[start]
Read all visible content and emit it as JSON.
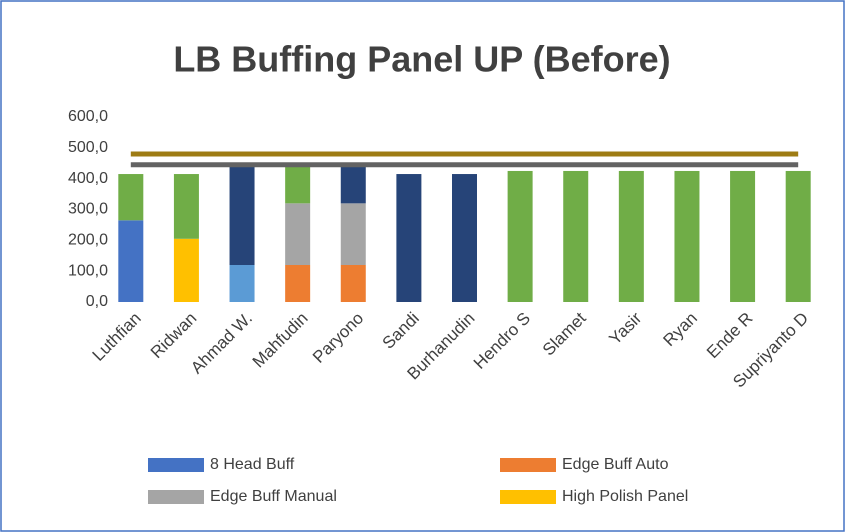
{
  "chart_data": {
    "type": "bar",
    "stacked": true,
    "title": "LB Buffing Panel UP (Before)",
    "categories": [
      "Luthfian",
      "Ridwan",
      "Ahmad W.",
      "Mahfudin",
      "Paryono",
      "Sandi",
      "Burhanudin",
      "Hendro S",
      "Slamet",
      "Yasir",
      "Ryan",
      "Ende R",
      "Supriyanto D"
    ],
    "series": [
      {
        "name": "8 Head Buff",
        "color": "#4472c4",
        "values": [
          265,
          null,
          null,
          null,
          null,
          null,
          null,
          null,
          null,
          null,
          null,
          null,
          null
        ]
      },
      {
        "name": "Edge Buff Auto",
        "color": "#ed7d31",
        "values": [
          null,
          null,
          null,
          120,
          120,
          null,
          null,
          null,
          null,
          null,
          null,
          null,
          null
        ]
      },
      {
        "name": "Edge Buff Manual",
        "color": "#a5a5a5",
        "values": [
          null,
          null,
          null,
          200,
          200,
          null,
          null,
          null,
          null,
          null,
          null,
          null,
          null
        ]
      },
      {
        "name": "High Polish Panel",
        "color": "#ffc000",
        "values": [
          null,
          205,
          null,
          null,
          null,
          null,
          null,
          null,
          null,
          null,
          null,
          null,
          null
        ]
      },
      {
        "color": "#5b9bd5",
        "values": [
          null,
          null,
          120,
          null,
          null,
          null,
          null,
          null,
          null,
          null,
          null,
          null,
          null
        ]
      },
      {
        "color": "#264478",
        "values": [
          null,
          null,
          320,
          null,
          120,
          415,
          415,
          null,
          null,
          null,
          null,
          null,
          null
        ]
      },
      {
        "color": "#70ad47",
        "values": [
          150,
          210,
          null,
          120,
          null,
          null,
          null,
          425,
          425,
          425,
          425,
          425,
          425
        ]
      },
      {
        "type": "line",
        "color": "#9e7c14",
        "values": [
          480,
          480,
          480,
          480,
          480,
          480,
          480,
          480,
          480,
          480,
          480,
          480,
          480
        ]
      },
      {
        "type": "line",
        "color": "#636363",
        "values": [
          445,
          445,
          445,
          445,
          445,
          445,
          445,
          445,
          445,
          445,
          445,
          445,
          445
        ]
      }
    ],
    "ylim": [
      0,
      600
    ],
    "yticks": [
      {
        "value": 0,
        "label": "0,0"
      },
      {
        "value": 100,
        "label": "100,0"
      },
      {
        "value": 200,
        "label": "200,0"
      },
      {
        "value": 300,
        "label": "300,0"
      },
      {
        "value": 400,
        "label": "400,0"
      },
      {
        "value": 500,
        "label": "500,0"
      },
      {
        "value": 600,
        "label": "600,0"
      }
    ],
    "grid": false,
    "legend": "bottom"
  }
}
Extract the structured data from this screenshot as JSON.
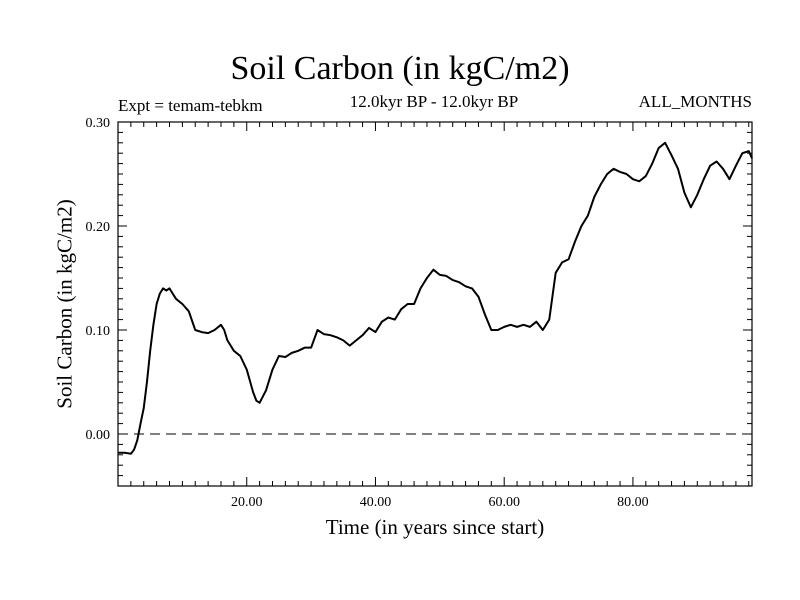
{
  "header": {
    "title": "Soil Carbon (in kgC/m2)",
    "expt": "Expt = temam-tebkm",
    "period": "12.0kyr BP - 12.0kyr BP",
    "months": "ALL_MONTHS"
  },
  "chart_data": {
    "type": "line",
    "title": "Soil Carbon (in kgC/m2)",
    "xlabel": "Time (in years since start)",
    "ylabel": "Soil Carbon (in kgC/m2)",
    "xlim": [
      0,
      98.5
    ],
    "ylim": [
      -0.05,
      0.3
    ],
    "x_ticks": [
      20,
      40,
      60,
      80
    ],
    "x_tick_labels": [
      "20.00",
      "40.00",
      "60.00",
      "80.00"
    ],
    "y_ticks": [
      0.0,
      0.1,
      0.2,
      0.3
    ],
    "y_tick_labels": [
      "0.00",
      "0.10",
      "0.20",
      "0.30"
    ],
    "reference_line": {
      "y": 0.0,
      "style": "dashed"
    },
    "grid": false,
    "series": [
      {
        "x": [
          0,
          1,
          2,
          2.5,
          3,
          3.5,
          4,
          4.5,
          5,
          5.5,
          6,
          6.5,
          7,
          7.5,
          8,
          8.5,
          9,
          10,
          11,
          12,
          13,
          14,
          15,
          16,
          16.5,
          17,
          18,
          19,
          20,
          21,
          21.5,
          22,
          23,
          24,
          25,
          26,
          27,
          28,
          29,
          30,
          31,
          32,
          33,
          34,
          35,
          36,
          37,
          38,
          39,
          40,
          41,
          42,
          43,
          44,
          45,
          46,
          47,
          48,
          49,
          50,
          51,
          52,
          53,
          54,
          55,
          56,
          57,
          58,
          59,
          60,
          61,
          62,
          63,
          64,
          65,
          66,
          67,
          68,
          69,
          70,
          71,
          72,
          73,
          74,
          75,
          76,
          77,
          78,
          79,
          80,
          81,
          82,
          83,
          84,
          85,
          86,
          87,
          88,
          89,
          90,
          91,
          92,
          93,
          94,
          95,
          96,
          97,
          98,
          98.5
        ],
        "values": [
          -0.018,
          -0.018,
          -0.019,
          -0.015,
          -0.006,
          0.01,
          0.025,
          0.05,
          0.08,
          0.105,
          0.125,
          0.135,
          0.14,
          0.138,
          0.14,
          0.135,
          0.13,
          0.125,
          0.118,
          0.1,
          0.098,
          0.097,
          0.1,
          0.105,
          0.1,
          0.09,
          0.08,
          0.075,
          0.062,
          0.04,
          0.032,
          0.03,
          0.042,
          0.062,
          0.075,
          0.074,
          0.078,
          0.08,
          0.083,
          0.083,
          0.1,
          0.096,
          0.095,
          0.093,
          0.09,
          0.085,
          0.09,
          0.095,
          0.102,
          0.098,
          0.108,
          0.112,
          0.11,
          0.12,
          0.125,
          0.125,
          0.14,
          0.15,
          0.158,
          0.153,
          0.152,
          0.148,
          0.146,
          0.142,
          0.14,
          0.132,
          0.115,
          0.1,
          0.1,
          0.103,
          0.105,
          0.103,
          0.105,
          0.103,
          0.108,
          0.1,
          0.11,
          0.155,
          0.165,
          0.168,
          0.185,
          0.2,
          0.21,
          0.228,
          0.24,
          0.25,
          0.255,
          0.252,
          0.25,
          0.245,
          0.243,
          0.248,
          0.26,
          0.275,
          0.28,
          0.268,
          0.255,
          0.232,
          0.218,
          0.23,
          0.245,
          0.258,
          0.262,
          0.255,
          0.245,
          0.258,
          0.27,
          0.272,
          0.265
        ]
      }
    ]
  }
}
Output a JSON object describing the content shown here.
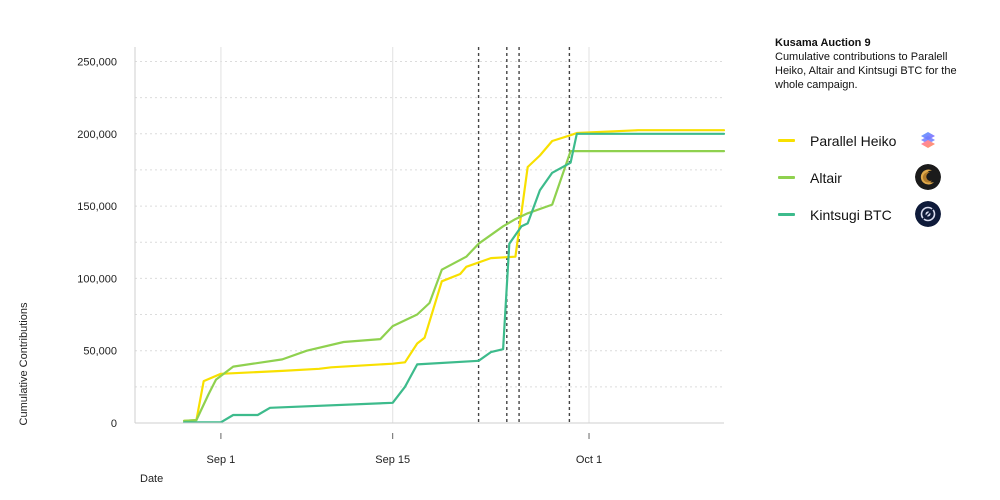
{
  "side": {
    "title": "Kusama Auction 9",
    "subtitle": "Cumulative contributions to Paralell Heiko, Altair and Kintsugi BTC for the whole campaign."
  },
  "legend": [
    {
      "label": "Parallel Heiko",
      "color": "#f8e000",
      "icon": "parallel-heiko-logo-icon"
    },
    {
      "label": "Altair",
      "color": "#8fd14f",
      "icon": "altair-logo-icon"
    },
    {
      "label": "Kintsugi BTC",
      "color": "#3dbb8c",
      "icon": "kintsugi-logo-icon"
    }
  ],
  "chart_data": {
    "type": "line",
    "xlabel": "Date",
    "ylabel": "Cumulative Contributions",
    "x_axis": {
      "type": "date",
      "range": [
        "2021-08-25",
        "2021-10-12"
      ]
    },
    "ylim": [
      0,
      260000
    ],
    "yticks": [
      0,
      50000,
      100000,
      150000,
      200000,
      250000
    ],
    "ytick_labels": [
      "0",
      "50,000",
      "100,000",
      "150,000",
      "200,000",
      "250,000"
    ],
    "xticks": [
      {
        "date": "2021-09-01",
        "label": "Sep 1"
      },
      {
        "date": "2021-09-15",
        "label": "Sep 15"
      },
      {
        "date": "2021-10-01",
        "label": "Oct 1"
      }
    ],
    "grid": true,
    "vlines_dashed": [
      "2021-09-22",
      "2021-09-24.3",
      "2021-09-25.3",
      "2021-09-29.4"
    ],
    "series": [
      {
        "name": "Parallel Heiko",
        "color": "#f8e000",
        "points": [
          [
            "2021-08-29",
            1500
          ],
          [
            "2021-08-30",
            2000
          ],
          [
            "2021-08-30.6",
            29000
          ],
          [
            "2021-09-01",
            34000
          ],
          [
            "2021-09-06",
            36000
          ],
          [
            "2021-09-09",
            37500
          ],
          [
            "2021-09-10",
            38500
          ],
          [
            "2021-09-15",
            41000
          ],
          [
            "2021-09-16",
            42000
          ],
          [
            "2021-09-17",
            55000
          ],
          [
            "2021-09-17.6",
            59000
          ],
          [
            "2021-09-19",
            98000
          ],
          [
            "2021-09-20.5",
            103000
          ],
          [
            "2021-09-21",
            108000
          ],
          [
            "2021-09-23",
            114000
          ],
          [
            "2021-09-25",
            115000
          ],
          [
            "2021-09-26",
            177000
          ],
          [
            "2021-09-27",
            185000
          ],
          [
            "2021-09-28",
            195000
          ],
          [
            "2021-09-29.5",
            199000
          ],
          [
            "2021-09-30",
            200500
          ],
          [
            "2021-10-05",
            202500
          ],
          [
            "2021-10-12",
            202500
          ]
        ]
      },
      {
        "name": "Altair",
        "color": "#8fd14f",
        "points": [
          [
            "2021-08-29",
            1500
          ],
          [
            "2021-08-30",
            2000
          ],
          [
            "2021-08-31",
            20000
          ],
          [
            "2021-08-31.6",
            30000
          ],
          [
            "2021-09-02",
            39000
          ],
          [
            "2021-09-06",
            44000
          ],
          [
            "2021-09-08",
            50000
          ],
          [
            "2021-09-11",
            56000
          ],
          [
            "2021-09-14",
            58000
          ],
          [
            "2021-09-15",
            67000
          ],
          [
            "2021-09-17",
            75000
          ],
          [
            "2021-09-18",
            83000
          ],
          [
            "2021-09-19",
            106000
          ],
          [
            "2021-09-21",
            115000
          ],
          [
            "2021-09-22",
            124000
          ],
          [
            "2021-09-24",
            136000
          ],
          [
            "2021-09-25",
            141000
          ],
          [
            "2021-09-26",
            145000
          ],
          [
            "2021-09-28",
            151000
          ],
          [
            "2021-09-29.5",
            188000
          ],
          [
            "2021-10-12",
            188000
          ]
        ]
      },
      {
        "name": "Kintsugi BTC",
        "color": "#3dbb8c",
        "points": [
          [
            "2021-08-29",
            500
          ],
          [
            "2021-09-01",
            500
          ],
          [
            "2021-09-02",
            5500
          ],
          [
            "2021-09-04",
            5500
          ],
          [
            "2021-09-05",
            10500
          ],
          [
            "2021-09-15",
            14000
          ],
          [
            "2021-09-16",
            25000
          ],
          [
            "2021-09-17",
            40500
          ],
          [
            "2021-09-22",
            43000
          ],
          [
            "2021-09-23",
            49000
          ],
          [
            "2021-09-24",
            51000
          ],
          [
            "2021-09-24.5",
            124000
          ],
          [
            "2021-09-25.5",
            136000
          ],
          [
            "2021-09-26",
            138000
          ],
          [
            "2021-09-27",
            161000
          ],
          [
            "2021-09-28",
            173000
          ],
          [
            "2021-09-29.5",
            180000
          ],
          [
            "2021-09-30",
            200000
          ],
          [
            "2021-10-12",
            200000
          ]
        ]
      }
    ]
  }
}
[end]
_Given task:_
Write out each line of the data that holds the string "logo".

_Worked solution:_
      "icon": "parallel-heiko-logo-icon"
      "icon": "altair-logo-icon"
      "icon": "kintsugi-logo-icon"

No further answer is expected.